Data entries
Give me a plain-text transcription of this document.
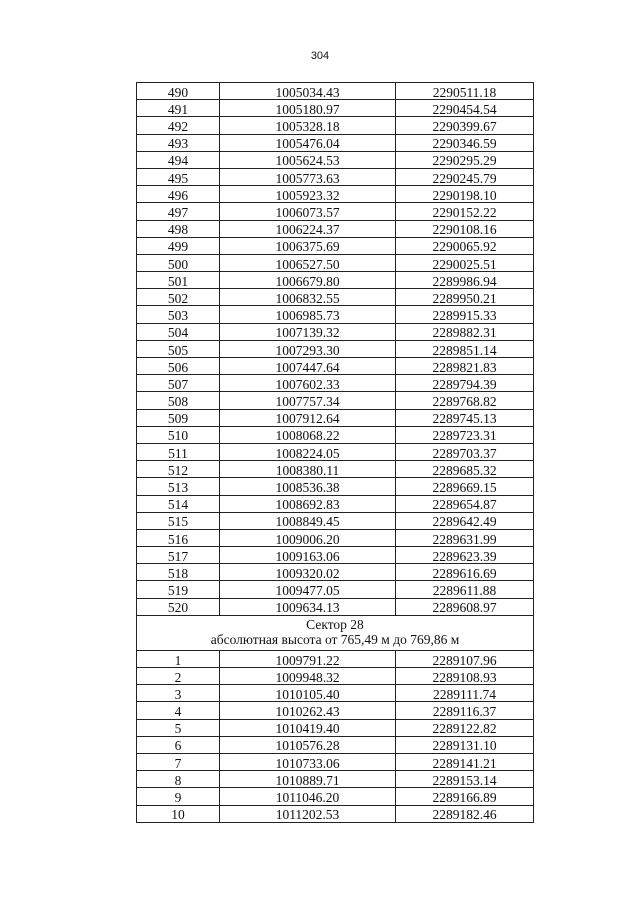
304
490	1005034.43	2290511.18
491	1005180.97	2290454.54
492	1005328.18	2290399.67
493	1005476.04	2290346.59
494	1005624.53	2290295.29
495	1005773.63	2290245.79
496	1005923.32	2290198.10
497	1006073.57	2290152.22
498	1006224.37	2290108.16
499	1006375.69	2290065.92
500	1006527.50	2290025.51
501	1006679.80	2289986.94
502	1006832.55	2289950.21
503	1006985.73	2289915.33
504	1007139.32	2289882.31
505	1007293.30	2289851.14
506	1007447.64	2289821.83
507	1007602.33	2289794.39
508	1007757.34	2289768.82
509	1007912.64	2289745.13
510	1008068.22	2289723.31
511	1008224.05	2289703.37
512	1008380.11	2289685.32
513	1008536.38	2289669.15
514	1008692.83	2289654.87
515	1008849.45	2289642.49
516	1009006.20	2289631.99
517	1009163.06	2289623.39
518	1009320.02	2289616.69
519	1009477.05	2289611.88
520	1009634.13	2289608.97

Сектор 28
абсолютная высота от 765,49 м до 769,86 м		

1	1009791.22	2289107.96
2	1009948.32	2289108.93
3	1010105.40	2289111.74
4	1010262.43	2289116.37
5	1010419.40	2289122.82
6	1010576.28	2289131.10
7	1010733.06	2289141.21
8	1010889.71	2289153.14
9	1011046.20	2289166.89
10	1011202.53	2289182.46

* Your task *
Reproduce each entry verbatim, excluding any embedded images.

* Response to the task *
Give me a plain-text transcription of this document.
304
490	1005034.43	2290511.18
491	1005180.97	2290454.54
492	1005328.18	2290399.67
493	1005476.04	2290346.59
494	1005624.53	2290295.29
495	1005773.63	2290245.79
496	1005923.32	2290198.10
497	1006073.57	2290152.22
498	1006224.37	2290108.16
499	1006375.69	2290065.92
500	1006527.50	2290025.51
501	1006679.80	2289986.94
502	1006832.55	2289950.21
503	1006985.73	2289915.33
504	1007139.32	2289882.31
505	1007293.30	2289851.14
506	1007447.64	2289821.83
507	1007602.33	2289794.39
508	1007757.34	2289768.82
509	1007912.64	2289745.13
510	1008068.22	2289723.31
511	1008224.05	2289703.37
512	1008380.11	2289685.32
513	1008536.38	2289669.15
514	1008692.83	2289654.87
515	1008849.45	2289642.49
516	1009006.20	2289631.99
517	1009163.06	2289623.39
518	1009320.02	2289616.69
519	1009477.05	2289611.88
520	1009634.13	2289608.97

Сектор 28
абсолютная высота от 765,49 м до 769,86 м		

1	1009791.22	2289107.96
2	1009948.32	2289108.93
3	1010105.40	2289111.74
4	1010262.43	2289116.37
5	1010419.40	2289122.82
6	1010576.28	2289131.10
7	1010733.06	2289141.21
8	1010889.71	2289153.14
9	1011046.20	2289166.89
10	1011202.53	2289182.46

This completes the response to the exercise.